• **Job**
Give only the number of lines in the data that include the string "应该选取".

• **Input material**

#####

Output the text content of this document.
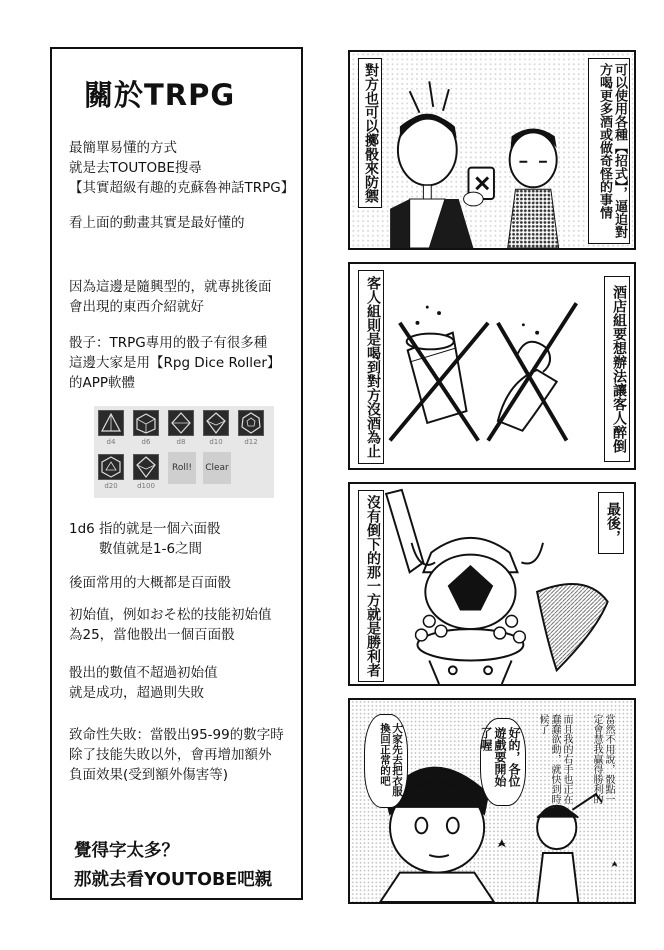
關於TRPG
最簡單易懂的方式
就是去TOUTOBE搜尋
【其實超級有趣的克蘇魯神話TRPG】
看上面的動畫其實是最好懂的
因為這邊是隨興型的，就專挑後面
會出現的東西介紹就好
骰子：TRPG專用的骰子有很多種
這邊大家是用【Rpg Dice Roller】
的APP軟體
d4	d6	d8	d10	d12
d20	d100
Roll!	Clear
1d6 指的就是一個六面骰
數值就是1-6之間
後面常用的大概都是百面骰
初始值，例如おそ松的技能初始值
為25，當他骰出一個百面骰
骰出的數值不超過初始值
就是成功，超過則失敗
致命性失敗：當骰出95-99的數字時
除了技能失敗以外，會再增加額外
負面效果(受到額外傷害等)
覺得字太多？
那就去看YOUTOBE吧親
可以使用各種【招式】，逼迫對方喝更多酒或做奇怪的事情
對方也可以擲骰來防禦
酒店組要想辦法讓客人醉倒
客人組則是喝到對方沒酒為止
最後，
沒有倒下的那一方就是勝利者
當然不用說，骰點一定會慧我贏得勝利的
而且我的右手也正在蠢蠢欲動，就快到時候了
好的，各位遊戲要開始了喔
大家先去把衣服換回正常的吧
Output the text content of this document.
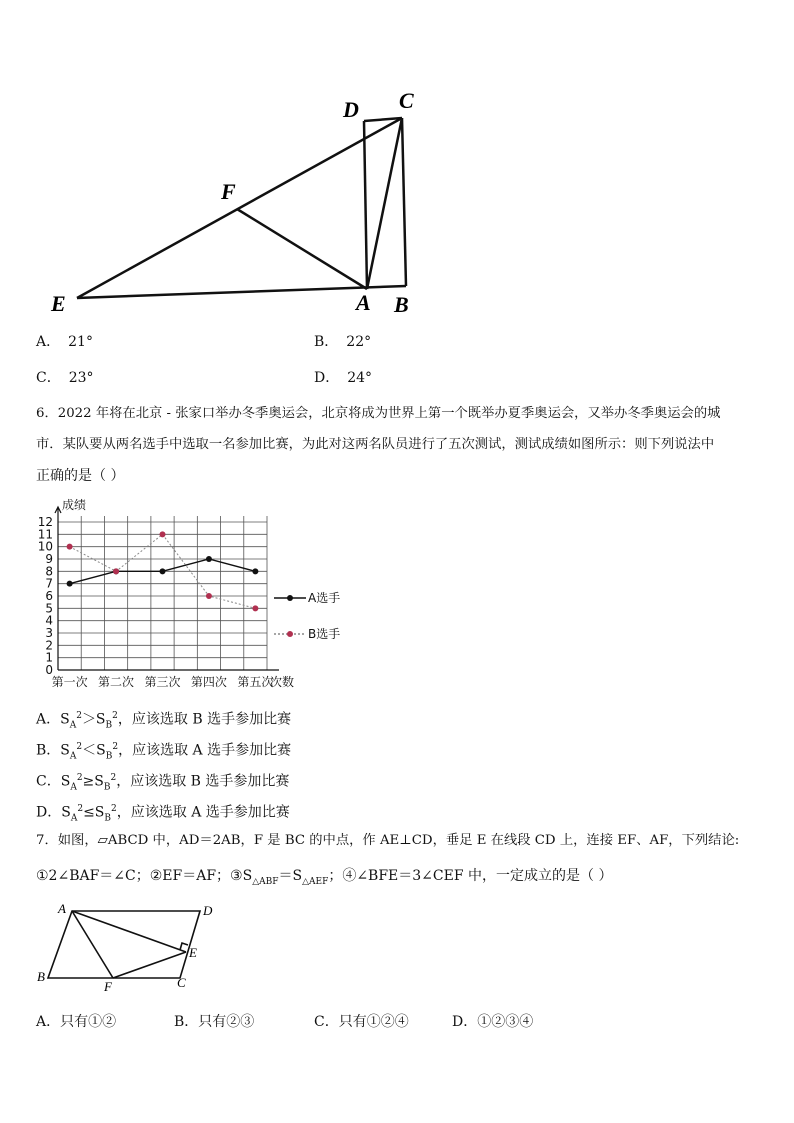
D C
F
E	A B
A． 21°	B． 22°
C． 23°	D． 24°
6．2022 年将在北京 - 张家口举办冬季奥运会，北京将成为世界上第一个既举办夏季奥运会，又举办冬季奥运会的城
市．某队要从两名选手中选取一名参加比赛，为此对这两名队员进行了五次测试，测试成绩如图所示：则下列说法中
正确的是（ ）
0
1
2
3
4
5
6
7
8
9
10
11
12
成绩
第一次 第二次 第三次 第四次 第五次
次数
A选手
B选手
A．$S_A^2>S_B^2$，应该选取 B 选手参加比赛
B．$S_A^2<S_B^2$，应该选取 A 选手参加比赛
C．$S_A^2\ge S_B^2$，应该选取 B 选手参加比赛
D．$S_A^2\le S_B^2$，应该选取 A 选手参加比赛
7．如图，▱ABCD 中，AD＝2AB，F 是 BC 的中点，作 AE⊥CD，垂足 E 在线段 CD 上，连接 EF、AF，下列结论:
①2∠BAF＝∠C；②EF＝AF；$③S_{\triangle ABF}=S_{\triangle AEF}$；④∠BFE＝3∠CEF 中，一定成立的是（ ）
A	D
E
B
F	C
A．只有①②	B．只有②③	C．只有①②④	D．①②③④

#####

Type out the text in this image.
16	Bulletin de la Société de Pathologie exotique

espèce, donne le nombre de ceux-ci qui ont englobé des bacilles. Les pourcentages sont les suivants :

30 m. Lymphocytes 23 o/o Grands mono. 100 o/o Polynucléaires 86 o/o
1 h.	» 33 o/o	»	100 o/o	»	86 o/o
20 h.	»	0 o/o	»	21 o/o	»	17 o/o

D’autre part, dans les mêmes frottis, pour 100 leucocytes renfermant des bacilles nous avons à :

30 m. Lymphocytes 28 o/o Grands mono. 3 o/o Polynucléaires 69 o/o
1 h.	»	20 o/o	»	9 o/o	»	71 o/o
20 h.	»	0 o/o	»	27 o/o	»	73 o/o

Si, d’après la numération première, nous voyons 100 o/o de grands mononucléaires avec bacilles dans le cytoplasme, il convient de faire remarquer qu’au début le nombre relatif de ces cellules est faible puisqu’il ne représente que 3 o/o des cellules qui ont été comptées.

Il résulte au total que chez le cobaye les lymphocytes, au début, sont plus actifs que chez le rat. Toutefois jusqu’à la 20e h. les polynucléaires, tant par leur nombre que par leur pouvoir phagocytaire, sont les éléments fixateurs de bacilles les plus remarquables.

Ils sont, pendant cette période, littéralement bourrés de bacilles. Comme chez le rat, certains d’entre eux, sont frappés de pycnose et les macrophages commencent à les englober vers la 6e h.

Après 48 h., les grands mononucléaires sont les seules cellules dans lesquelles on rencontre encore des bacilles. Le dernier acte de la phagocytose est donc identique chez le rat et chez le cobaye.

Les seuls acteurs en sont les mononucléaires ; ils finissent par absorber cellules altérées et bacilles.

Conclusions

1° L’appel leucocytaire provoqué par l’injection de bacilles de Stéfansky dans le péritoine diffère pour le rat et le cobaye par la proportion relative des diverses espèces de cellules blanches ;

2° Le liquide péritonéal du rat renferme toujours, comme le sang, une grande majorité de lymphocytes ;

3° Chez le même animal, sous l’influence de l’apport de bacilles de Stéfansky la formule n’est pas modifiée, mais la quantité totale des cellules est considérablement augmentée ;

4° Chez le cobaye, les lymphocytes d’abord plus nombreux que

#####

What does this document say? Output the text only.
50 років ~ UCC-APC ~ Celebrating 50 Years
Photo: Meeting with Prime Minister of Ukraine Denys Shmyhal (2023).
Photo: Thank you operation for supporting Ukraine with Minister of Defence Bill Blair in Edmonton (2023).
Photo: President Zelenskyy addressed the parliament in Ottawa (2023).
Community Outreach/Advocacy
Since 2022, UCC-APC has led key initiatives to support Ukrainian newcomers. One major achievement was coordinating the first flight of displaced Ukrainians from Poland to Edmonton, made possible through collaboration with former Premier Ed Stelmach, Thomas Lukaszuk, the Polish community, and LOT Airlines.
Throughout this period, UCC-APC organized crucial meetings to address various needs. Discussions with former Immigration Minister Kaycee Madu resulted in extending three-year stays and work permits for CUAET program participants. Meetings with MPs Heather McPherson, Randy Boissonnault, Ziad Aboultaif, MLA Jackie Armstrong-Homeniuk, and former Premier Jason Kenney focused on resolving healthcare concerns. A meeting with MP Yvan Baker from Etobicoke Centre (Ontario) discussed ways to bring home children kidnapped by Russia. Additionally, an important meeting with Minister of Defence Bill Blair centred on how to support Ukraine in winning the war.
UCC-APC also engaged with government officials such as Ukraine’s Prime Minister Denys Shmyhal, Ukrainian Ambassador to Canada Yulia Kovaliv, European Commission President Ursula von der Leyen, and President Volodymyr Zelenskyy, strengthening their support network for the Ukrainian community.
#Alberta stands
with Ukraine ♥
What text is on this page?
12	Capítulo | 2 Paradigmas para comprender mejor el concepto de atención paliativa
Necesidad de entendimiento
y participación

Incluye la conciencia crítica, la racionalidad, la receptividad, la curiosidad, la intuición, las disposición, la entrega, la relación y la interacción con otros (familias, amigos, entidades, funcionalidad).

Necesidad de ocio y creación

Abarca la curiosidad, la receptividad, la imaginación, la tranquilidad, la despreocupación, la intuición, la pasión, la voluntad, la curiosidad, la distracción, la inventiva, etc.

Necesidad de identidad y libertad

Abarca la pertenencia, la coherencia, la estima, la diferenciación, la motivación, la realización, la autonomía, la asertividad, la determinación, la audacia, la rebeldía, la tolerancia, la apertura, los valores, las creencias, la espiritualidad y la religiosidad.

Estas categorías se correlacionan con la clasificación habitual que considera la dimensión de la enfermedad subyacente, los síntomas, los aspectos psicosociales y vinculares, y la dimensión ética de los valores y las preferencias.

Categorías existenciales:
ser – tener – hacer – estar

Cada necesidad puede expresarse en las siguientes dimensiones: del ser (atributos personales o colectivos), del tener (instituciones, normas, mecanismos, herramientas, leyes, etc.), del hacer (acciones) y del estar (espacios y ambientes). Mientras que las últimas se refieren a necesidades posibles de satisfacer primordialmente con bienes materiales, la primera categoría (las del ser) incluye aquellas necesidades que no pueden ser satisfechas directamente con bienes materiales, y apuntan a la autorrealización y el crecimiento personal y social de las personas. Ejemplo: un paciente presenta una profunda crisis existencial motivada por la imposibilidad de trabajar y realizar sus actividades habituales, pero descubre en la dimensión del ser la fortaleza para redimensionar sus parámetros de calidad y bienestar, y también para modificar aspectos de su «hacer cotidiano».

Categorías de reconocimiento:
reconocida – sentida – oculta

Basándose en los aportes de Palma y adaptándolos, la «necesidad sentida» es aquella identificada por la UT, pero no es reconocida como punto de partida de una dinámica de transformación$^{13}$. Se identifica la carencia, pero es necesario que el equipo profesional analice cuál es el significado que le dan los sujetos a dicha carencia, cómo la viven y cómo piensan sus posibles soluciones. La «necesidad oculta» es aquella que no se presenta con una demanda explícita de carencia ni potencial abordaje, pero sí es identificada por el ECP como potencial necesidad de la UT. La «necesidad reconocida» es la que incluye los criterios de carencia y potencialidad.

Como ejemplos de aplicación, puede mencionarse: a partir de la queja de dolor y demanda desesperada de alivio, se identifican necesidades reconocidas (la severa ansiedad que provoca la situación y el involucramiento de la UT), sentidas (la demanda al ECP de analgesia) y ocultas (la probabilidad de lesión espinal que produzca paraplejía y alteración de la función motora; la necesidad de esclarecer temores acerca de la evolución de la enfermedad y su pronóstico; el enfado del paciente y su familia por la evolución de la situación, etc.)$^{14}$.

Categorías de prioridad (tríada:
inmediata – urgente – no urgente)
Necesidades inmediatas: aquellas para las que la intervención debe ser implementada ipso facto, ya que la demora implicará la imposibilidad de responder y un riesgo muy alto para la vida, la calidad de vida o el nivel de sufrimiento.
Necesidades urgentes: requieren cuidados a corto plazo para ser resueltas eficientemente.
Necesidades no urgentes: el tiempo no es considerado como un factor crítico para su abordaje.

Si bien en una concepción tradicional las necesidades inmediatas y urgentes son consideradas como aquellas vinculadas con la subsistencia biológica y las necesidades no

#####

• **In response**
4